The exercise – From the line containing "Give me the" through the last line of the entries below, repeat each line word for word and leave out the rest.

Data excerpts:
= = = = =
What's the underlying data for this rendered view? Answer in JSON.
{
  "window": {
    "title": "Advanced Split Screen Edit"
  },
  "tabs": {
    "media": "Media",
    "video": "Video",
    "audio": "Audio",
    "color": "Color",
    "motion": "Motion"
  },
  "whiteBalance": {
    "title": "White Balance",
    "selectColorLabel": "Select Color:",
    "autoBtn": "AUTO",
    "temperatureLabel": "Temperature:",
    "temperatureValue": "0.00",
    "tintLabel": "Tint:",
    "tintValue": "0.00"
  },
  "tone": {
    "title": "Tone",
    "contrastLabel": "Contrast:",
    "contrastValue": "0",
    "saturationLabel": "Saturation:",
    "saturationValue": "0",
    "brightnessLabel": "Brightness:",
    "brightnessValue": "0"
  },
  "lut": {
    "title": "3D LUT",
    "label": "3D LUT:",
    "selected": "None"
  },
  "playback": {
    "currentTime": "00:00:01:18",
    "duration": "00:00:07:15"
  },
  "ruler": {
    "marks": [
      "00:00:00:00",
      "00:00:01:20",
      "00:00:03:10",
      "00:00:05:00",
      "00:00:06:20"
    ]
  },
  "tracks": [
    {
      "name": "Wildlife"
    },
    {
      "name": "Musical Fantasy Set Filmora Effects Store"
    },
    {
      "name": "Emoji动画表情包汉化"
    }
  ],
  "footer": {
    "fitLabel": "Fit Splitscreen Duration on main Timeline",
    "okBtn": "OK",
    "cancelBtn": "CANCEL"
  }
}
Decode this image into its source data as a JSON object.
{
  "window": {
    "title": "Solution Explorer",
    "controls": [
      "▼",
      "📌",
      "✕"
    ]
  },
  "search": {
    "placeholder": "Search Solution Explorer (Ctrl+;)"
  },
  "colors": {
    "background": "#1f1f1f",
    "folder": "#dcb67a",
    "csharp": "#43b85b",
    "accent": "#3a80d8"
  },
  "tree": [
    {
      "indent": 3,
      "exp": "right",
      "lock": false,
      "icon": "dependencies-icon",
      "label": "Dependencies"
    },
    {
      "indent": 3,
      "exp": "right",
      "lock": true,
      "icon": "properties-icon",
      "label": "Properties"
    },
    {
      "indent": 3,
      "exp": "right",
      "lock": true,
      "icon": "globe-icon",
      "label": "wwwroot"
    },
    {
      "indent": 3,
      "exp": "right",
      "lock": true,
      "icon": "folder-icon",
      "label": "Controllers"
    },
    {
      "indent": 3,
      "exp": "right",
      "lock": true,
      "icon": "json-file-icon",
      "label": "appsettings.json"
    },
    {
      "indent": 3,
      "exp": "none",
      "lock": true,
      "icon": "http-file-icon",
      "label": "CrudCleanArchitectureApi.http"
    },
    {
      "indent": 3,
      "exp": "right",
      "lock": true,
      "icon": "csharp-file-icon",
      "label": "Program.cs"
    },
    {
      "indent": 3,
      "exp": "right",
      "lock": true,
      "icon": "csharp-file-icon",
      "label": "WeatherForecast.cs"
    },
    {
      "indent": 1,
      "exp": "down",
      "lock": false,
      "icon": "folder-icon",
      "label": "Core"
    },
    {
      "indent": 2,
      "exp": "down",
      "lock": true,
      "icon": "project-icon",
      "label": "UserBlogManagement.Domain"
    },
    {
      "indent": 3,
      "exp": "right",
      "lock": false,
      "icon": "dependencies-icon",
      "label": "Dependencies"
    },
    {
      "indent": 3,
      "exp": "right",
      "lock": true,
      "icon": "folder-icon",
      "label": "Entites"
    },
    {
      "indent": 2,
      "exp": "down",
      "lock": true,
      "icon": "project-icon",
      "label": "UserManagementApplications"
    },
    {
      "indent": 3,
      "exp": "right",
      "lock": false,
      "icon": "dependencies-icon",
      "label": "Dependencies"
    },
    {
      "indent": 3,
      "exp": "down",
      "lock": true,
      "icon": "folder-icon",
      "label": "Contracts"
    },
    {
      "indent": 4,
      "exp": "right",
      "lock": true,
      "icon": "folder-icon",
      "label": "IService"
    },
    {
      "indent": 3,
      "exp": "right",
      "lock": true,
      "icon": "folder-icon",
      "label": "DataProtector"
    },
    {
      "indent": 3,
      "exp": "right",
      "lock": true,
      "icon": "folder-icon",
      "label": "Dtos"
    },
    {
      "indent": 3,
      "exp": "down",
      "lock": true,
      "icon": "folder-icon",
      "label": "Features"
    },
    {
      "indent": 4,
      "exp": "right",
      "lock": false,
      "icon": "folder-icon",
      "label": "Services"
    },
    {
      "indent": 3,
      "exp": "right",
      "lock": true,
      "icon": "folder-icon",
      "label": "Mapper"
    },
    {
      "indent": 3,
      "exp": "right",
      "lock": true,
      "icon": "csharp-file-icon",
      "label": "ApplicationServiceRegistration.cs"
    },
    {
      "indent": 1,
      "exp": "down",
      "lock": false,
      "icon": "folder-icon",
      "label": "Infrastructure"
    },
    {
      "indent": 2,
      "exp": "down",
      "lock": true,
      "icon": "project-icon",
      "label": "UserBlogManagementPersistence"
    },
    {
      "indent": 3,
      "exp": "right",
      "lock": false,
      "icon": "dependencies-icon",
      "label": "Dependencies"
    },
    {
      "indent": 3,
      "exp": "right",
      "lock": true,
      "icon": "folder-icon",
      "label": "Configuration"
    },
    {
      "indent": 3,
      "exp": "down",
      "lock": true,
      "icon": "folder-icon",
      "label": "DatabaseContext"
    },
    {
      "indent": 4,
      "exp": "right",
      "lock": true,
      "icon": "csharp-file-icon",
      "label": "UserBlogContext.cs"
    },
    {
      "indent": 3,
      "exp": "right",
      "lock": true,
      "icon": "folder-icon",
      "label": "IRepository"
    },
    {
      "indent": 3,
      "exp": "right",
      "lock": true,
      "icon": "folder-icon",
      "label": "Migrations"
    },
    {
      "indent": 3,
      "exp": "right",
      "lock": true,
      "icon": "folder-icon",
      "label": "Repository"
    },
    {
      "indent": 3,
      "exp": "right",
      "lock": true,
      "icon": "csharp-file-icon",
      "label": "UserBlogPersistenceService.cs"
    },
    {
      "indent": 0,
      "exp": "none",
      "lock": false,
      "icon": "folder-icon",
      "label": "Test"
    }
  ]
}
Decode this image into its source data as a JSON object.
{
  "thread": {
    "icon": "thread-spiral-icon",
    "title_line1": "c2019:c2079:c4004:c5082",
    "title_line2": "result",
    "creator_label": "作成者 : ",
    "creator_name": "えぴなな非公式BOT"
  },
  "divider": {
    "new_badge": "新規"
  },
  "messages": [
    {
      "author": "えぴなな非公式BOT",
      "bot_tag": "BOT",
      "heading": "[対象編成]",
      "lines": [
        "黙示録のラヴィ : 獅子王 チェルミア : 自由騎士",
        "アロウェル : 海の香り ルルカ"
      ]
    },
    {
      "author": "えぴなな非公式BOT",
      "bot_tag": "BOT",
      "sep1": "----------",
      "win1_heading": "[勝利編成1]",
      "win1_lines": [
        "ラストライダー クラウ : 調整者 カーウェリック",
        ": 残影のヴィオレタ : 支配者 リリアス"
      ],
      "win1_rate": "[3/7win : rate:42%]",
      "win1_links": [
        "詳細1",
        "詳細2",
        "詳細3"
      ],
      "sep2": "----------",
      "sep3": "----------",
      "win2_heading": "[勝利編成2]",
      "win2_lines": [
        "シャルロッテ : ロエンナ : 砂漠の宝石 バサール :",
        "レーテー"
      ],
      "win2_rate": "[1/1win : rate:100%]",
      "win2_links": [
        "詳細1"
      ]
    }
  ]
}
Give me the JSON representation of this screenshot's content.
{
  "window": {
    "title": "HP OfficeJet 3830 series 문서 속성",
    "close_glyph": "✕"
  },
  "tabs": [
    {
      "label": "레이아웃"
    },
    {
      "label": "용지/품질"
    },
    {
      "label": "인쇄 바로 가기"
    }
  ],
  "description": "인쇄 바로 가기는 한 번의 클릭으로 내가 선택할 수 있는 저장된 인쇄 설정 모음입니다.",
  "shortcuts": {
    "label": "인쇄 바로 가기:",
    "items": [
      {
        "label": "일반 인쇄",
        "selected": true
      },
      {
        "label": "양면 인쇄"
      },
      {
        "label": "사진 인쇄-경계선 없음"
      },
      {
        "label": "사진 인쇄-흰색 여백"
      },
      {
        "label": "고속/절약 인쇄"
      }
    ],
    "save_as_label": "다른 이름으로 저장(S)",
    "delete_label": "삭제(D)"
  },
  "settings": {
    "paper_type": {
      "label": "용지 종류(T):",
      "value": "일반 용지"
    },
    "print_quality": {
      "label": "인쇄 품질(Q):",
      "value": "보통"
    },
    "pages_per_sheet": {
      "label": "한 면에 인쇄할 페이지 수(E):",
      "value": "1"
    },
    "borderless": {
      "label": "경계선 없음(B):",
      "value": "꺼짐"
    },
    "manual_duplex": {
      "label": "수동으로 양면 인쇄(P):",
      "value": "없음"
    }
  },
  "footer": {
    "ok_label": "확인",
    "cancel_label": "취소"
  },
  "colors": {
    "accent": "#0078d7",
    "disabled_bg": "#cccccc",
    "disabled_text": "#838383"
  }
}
= = = = =
The answer –
Give me the JSON representation of this screenshot's content.
{
  "window": {
    "title": "HP OfficeJet 3830 series 문서 속성",
    "close_glyph": "✕"
  },
  "tabs": [
    {
      "label": "레이아웃"
    },
    {
      "label": "용지/품질"
    },
    {
      "label": "인쇄 바로 가기"
    }
  ],
  "description": "인쇄 바로 가기는 한 번의 클릭으로 내가 선택할 수 있는 저장된 인쇄 설정 모음입니다.",
  "shortcuts": {
    "label": "인쇄 바로 가기:",
    "items": [
      {
        "label": "일반 인쇄",
        "selected": true
      },
      {
        "label": "양면 인쇄"
      },
      {
        "label": "사진 인쇄-경계선 없음"
      },
      {
        "label": "사진 인쇄-흰색 여백"
      },
      {
        "label": "고속/절약 인쇄"
      }
    ],
    "save_as_label": "다른 이름으로 저장(S)",
    "delete_label": "삭제(D)"
  },
  "settings": {
    "paper_type": {
      "label": "용지 종류(T):",
      "value": "일반 용지"
    },
    "print_quality": {
      "label": "인쇄 품질(Q):",
      "value": "보통"
    },
    "pages_per_sheet": {
      "label": "한 면에 인쇄할 페이지 수(E):",
      "value": "1"
    },
    "borderless": {
      "label": "경계선 없음(B):",
      "value": "꺼짐"
    },
    "manual_duplex": {
      "label": "수동으로 양면 인쇄(P):",
      "value": "없음"
    }
  },
  "footer": {
    "ok_label": "확인",
    "cancel_label": "취소"
  },
  "colors": {
    "accent": "#0078d7",
    "disabled_bg": "#cccccc",
    "disabled_text": "#838383"
  }
}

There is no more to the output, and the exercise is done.